(Collected data entries)
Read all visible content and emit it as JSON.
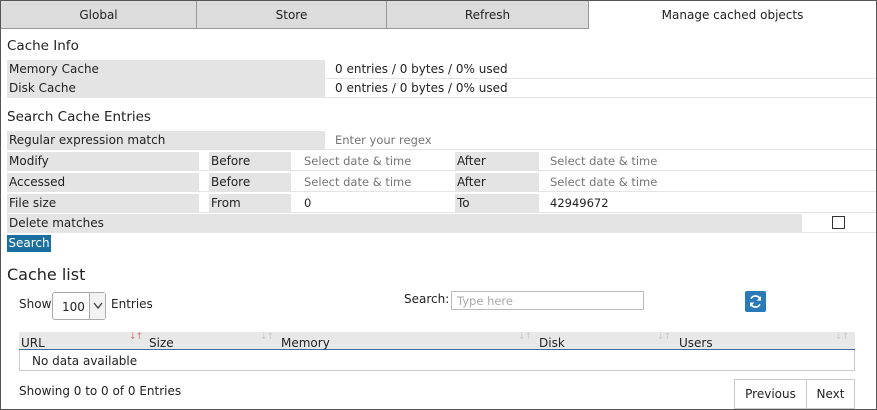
{
  "tabs": [
    {
      "label": "Global"
    },
    {
      "label": "Store"
    },
    {
      "label": "Refresh"
    },
    {
      "label": "Manage cached objects",
      "active": true
    }
  ],
  "cache_info": {
    "title": "Cache Info",
    "rows": [
      {
        "label": "Memory Cache",
        "value": "0 entries / 0 bytes / 0% used"
      },
      {
        "label": "Disk Cache",
        "value": "0 entries / 0 bytes / 0% used"
      }
    ]
  },
  "search_entries": {
    "title": "Search Cache Entries",
    "regex": {
      "label": "Regular expression match",
      "placeholder": "Enter your regex"
    },
    "modify": {
      "label": "Modify",
      "before_label": "Before",
      "before_placeholder": "Select date & time",
      "after_label": "After",
      "after_placeholder": "Select date & time"
    },
    "accessed": {
      "label": "Accessed",
      "before_label": "Before",
      "before_placeholder": "Select date & time",
      "after_label": "After",
      "after_placeholder": "Select date & time"
    },
    "file_size": {
      "label": "File size",
      "from_label": "From",
      "from_value": "0",
      "to_label": "To",
      "to_value": "42949672"
    },
    "delete_matches": {
      "label": "Delete matches",
      "checked": false
    },
    "search_button": "Search"
  },
  "cache_list": {
    "title": "Cache list",
    "show_label": "Show",
    "page_size": "100",
    "entries_label": "Entries",
    "search_label": "Search:",
    "search_placeholder": "Type here",
    "refresh_icon": "refresh-icon",
    "columns": [
      "URL",
      "Size",
      "Memory",
      "Disk",
      "Users"
    ],
    "empty_text": "No data available",
    "info_text": "Showing 0 to 0 of 0 Entries",
    "prev_label": "Previous",
    "next_label": "Next"
  },
  "colors": {
    "accent": "#1a6f9f",
    "refresh_button": "#2a7ab8",
    "label_bg": "#e4e4e4",
    "tab_bg": "#dcdcdc"
  }
}
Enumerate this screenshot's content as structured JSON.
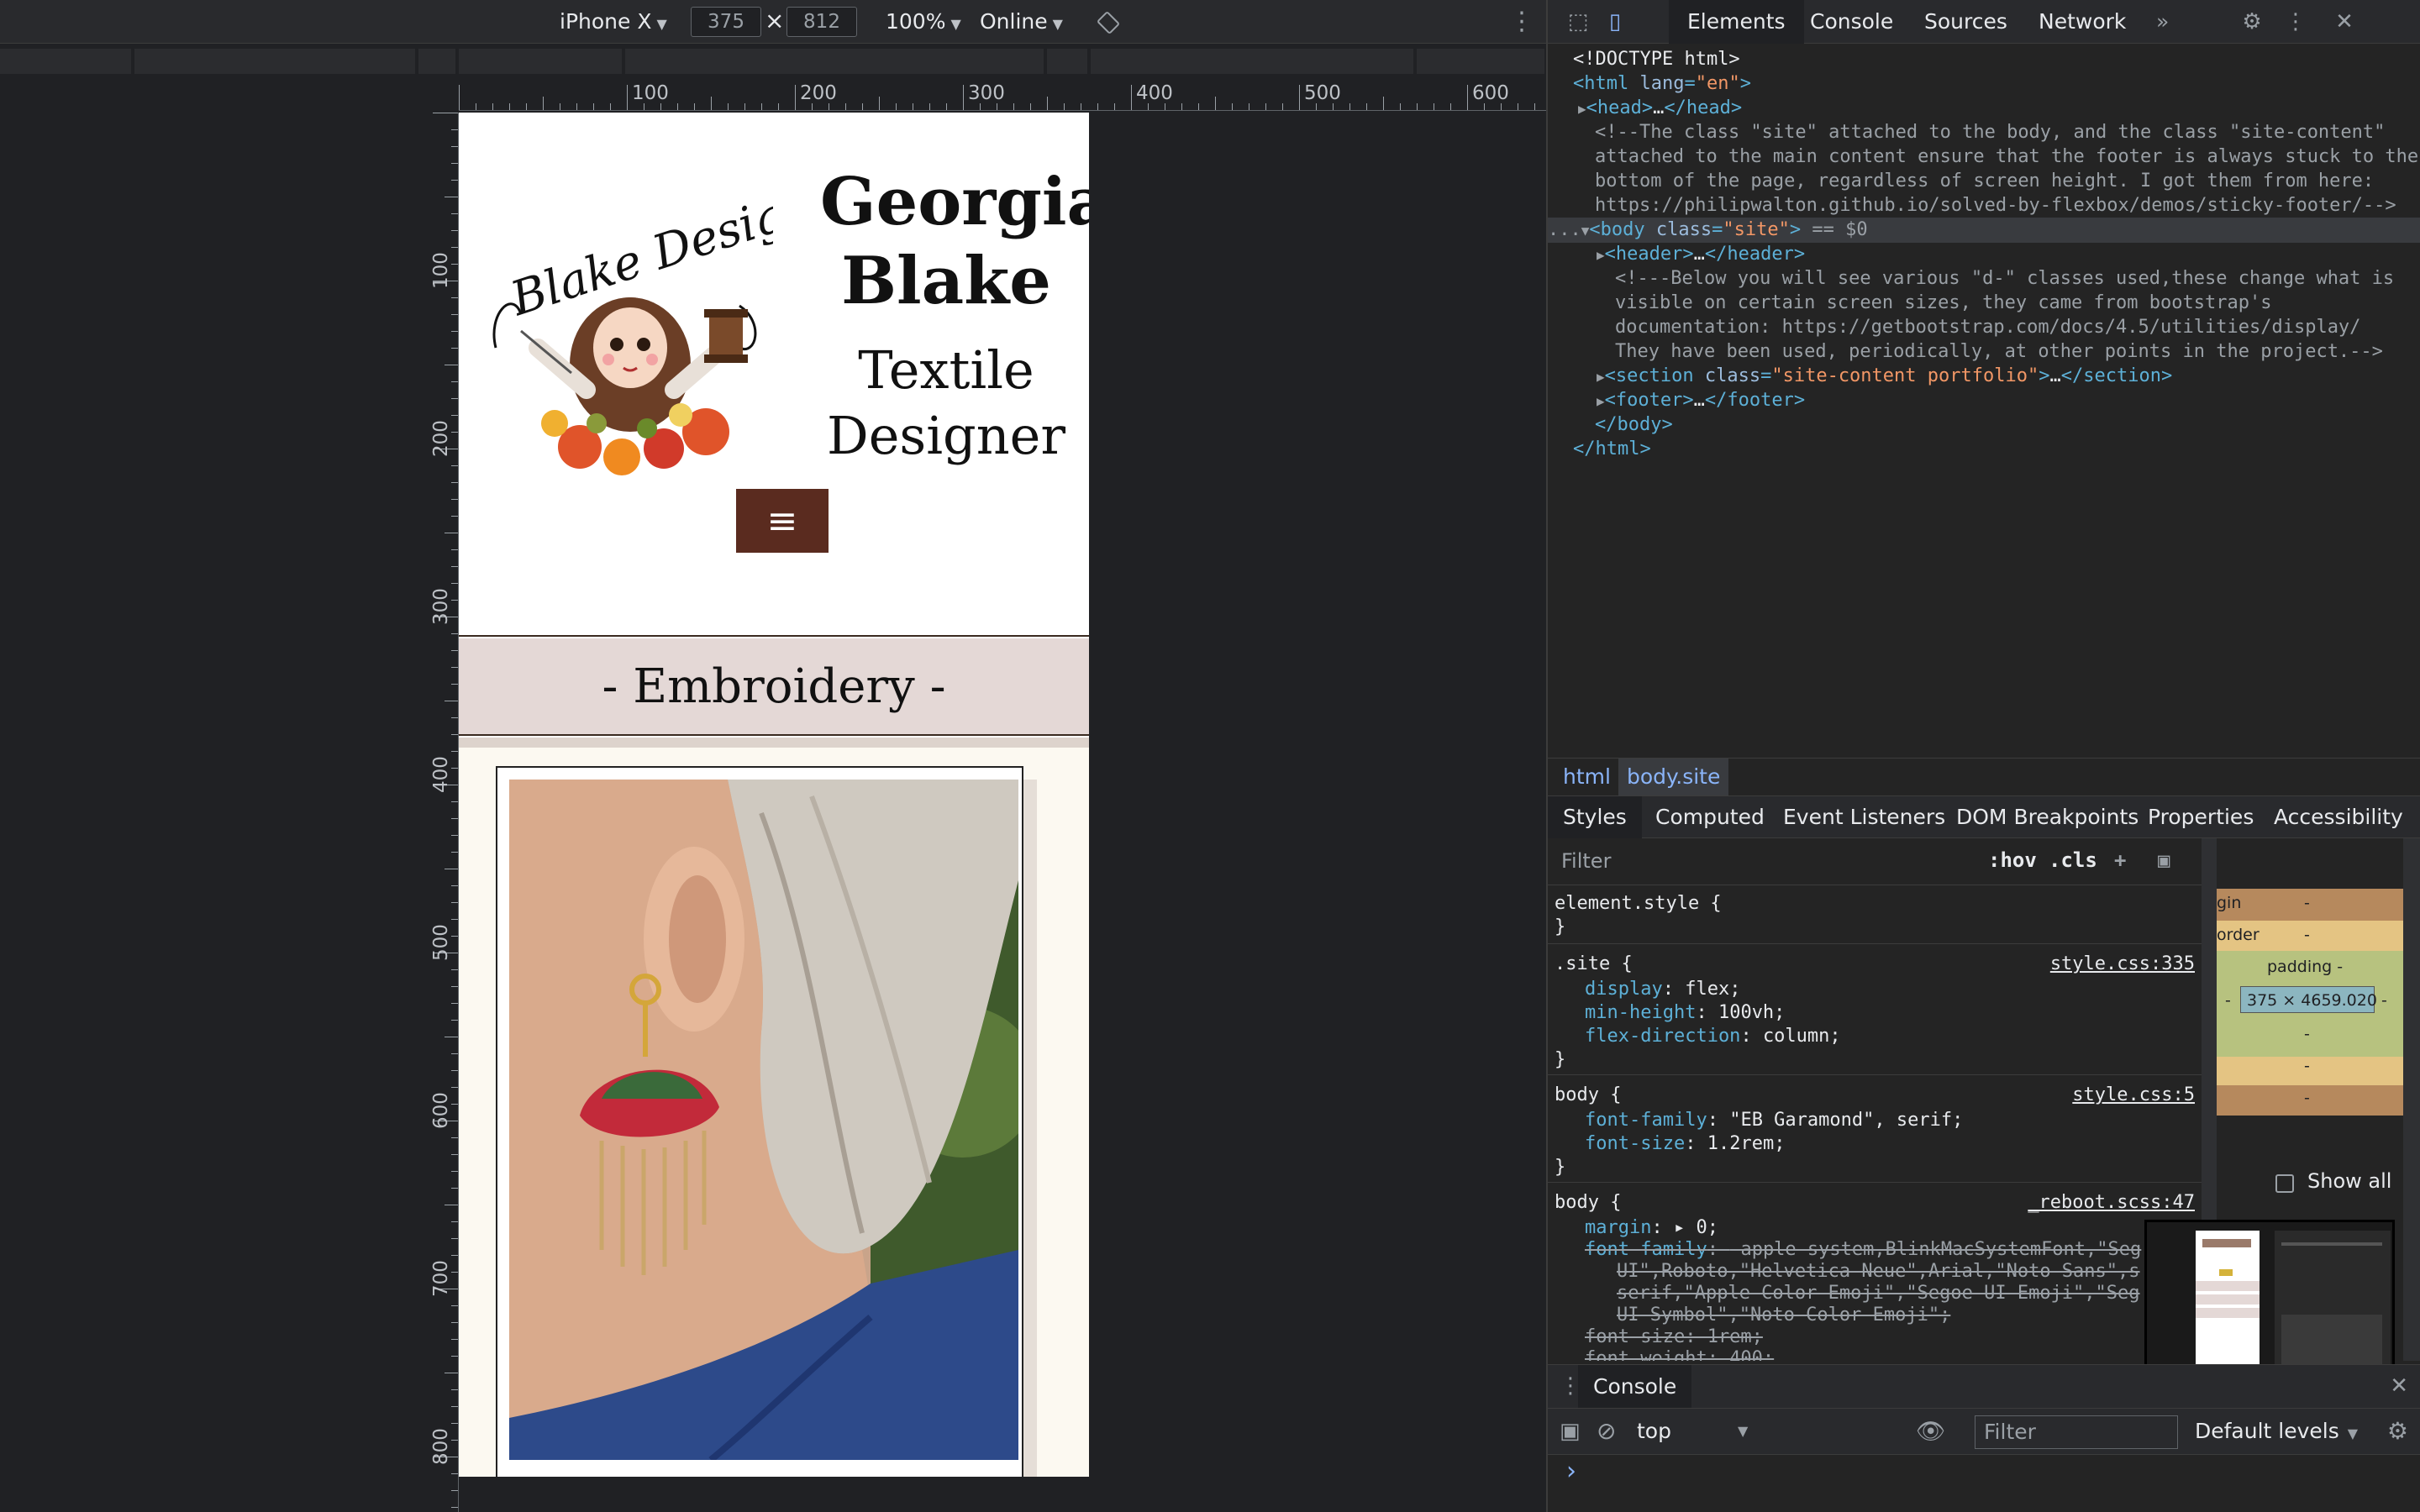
{
  "device_toolbar": {
    "device": "iPhone X",
    "width": "375",
    "height": "812",
    "zoom": "100%",
    "network": "Online",
    "x_symbol": "×"
  },
  "rulers": {
    "h_labels": [
      "100",
      "200",
      "300",
      "400",
      "500",
      "600"
    ],
    "v_labels": [
      "100",
      "200",
      "300",
      "400",
      "500",
      "600",
      "700",
      "800"
    ]
  },
  "site": {
    "logo_text": "Blake Designs",
    "name": "Georgia Blake",
    "tagline": "Textile Designer",
    "menu_icon": "≡",
    "section_title": "- Embroidery -",
    "brand_color": "#5a2b1f",
    "band_color": "#e4d8d6"
  },
  "devtools": {
    "tabs": [
      "Elements",
      "Console",
      "Sources",
      "Network"
    ],
    "more": "»",
    "dom": {
      "doctype": "<!DOCTYPE html>",
      "html_open_tag": "html",
      "lang_attr": "lang",
      "lang_val": "\"en\"",
      "head": "head",
      "comment1": "<!--The class \"site\" attached to the body, and the class \"site-content\"",
      "comment2": "attached to the main content ensure that the footer is always stuck to the",
      "comment3": "bottom of the page, regardless of screen height. I got them from here:",
      "comment4": "https://philipwalton.github.io/solved-by-flexbox/demos/sticky-footer/-->",
      "body_tag": "body",
      "body_attr": "class",
      "body_val": "\"site\"",
      "body_suffix": " == $0",
      "header": "header",
      "c2_1": "<!---Below you will see various \"d-\" classes used,these change what is",
      "c2_2": "visible on certain screen sizes, they came from bootstrap's",
      "c2_3": "documentation: https://getbootstrap.com/docs/4.5/utilities/display/",
      "c2_4": "They have been used, periodically, at other points in the project.-->",
      "section": "section",
      "section_attr": "class",
      "section_val": "\"site-content portfolio\"",
      "footer": "footer",
      "body_close": "</body>",
      "html_close": "</html>",
      "ellipsis": "…",
      "dots": "..."
    },
    "breadcrumbs": [
      "html",
      "body.site"
    ],
    "style_tabs": [
      "Styles",
      "Computed",
      "Event Listeners",
      "DOM Breakpoints",
      "Properties",
      "Accessibility"
    ],
    "filter_placeholder": "Filter",
    "hov": ":hov",
    "cls": ".cls",
    "plus": "+",
    "rules": {
      "element_style": "element.style {",
      "close": "}",
      "site_sel": ".site {",
      "site_src": "style.css:335",
      "site_p1_name": "display",
      "site_p1_val": "flex;",
      "site_p2_name": "min-height",
      "site_p2_val": "100vh;",
      "site_p3_name": "flex-direction",
      "site_p3_val": "column;",
      "body_sel": "body {",
      "body_src": "style.css:5",
      "body_p1_name": "font-family",
      "body_p1_val": "\"EB Garamond\", serif;",
      "body_p2_name": "font-size",
      "body_p2_val": "1.2rem;",
      "reboot_sel": "body {",
      "reboot_src": "_reboot.scss:47",
      "reboot_p1_name": "margin",
      "reboot_p1_val": "▸ 0;",
      "reboot_ff_name": "font-family",
      "reboot_ff_1": "-apple-system,BlinkMacSystemFont,\"Seg",
      "reboot_ff_2": "UI\",Roboto,\"Helvetica Neue\",Arial,\"Noto Sans\",s",
      "reboot_ff_3": "serif,\"Apple Color Emoji\",\"Segoe UI Emoji\",\"Seg",
      "reboot_ff_4": "UI Symbol\",\"Noto Color Emoji\";",
      "reboot_fs": "font-size: 1rem;",
      "reboot_fw": "font-weight: 400;"
    },
    "boxmodel": {
      "margin": "gin",
      "margin_val": "-",
      "border": "order",
      "border_val": "-",
      "padding": "padding -",
      "content": "375 × 4659.020",
      "dash": "-"
    },
    "show_all": "Show all",
    "console": {
      "tab": "Console",
      "context": "top",
      "filter": "Filter",
      "levels": "Default levels",
      "prompt": "›"
    }
  }
}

■ GIVEN TASK
Can you retype every record above exactly, leaving out the pictures?

■ SOLUTION TO THIS TASK
Read all visible content and emit it as JSON.
{
  "tabs": [
    {
      "label": "Global"
    },
    {
      "label": "Store"
    },
    {
      "label": "Refresh"
    },
    {
      "label": "Manage cached objects",
      "active": true
    }
  ],
  "cache_info": {
    "title": "Cache Info",
    "rows": [
      {
        "label": "Memory Cache",
        "value": "0 entries / 0 bytes / 0% used"
      },
      {
        "label": "Disk Cache",
        "value": "0 entries / 0 bytes / 0% used"
      }
    ]
  },
  "search_entries": {
    "title": "Search Cache Entries",
    "regex": {
      "label": "Regular expression match",
      "placeholder": "Enter your regex"
    },
    "modify": {
      "label": "Modify",
      "before_label": "Before",
      "before_placeholder": "Select date & time",
      "after_label": "After",
      "after_placeholder": "Select date & time"
    },
    "accessed": {
      "label": "Accessed",
      "before_label": "Before",
      "before_placeholder": "Select date & time",
      "after_label": "After",
      "after_placeholder": "Select date & time"
    },
    "file_size": {
      "label": "File size",
      "from_label": "From",
      "from_value": "0",
      "to_label": "To",
      "to_value": "42949672"
    },
    "delete_matches": {
      "label": "Delete matches",
      "checked": false
    },
    "search_button": "Search"
  },
  "cache_list": {
    "title": "Cache list",
    "show_label": "Show",
    "page_size": "100",
    "entries_label": "Entries",
    "search_label": "Search:",
    "search_placeholder": "Type here",
    "refresh_icon": "refresh-icon",
    "columns": [
      "URL",
      "Size",
      "Memory",
      "Disk",
      "Users"
    ],
    "empty_text": "No data available",
    "info_text": "Showing 0 to 0 of 0 Entries",
    "prev_label": "Previous",
    "next_label": "Next"
  },
  "colors": {
    "accent": "#1a6f9f",
    "refresh_button": "#2a7ab8",
    "label_bg": "#e4e4e4",
    "tab_bg": "#dcdcdc"
  }
}
Enumerate this screenshot's content as structured JSON.
{
  "device_toolbar": {
    "device": "iPhone X",
    "width": "375",
    "height": "812",
    "zoom": "100%",
    "network": "Online",
    "x_symbol": "×"
  },
  "rulers": {
    "h_labels": [
      "100",
      "200",
      "300",
      "400",
      "500",
      "600"
    ],
    "v_labels": [
      "100",
      "200",
      "300",
      "400",
      "500",
      "600",
      "700",
      "800"
    ]
  },
  "site": {
    "logo_text": "Blake Designs",
    "name": "Georgia Blake",
    "tagline": "Textile Designer",
    "menu_icon": "≡",
    "section_title": "- Embroidery -",
    "brand_color": "#5a2b1f",
    "band_color": "#e4d8d6"
  },
  "devtools": {
    "tabs": [
      "Elements",
      "Console",
      "Sources",
      "Network"
    ],
    "more": "»",
    "dom": {
      "doctype": "<!DOCTYPE html>",
      "html_open_tag": "html",
      "lang_attr": "lang",
      "lang_val": "\"en\"",
      "head": "head",
      "comment1": "<!--The class \"site\" attached to the body, and the class \"site-content\"",
      "comment2": "attached to the main content ensure that the footer is always stuck to the",
      "comment3": "bottom of the page, regardless of screen height. I got them from here:",
      "comment4": "https://philipwalton.github.io/solved-by-flexbox/demos/sticky-footer/-->",
      "body_tag": "body",
      "body_attr": "class",
      "body_val": "\"site\"",
      "body_suffix": " == $0",
      "header": "header",
      "c2_1": "<!---Below you will see various \"d-\" classes used,these change what is",
      "c2_2": "visible on certain screen sizes, they came from bootstrap's",
      "c2_3": "documentation: https://getbootstrap.com/docs/4.5/utilities/display/",
      "c2_4": "They have been used, periodically, at other points in the project.-->",
      "section": "section",
      "section_attr": "class",
      "section_val": "\"site-content portfolio\"",
      "footer": "footer",
      "body_close": "</body>",
      "html_close": "</html>",
      "ellipsis": "…",
      "dots": "..."
    },
    "breadcrumbs": [
      "html",
      "body.site"
    ],
    "style_tabs": [
      "Styles",
      "Computed",
      "Event Listeners",
      "DOM Breakpoints",
      "Properties",
      "Accessibility"
    ],
    "filter_placeholder": "Filter",
    "hov": ":hov",
    "cls": ".cls",
    "plus": "+",
    "rules": {
      "element_style": "element.style {",
      "close": "}",
      "site_sel": ".site {",
      "site_src": "style.css:335",
      "site_p1_name": "display",
      "site_p1_val": "flex;",
      "site_p2_name": "min-height",
      "site_p2_val": "100vh;",
      "site_p3_name": "flex-direction",
      "site_p3_val": "column;",
      "body_sel": "body {",
      "body_src": "style.css:5",
      "body_p1_name": "font-family",
      "body_p1_val": "\"EB Garamond\", serif;",
      "body_p2_name": "font-size",
      "body_p2_val": "1.2rem;",
      "reboot_sel": "body {",
      "reboot_src": "_reboot.scss:47",
      "reboot_p1_name": "margin",
      "reboot_p1_val": "▸ 0;",
      "reboot_ff_name": "font-family",
      "reboot_ff_1": "-apple-system,BlinkMacSystemFont,\"Seg",
      "reboot_ff_2": "UI\",Roboto,\"Helvetica Neue\",Arial,\"Noto Sans\",s",
      "reboot_ff_3": "serif,\"Apple Color Emoji\",\"Segoe UI Emoji\",\"Seg",
      "reboot_ff_4": "UI Symbol\",\"Noto Color Emoji\";",
      "reboot_fs": "font-size: 1rem;",
      "reboot_fw": "font-weight: 400;"
    },
    "boxmodel": {
      "margin": "gin",
      "margin_val": "-",
      "border": "order",
      "border_val": "-",
      "padding": "padding -",
      "content": "375 × 4659.020",
      "dash": "-"
    },
    "show_all": "Show all",
    "console": {
      "tab": "Console",
      "context": "top",
      "filter": "Filter",
      "levels": "Default levels",
      "prompt": "›"
    }
  }
}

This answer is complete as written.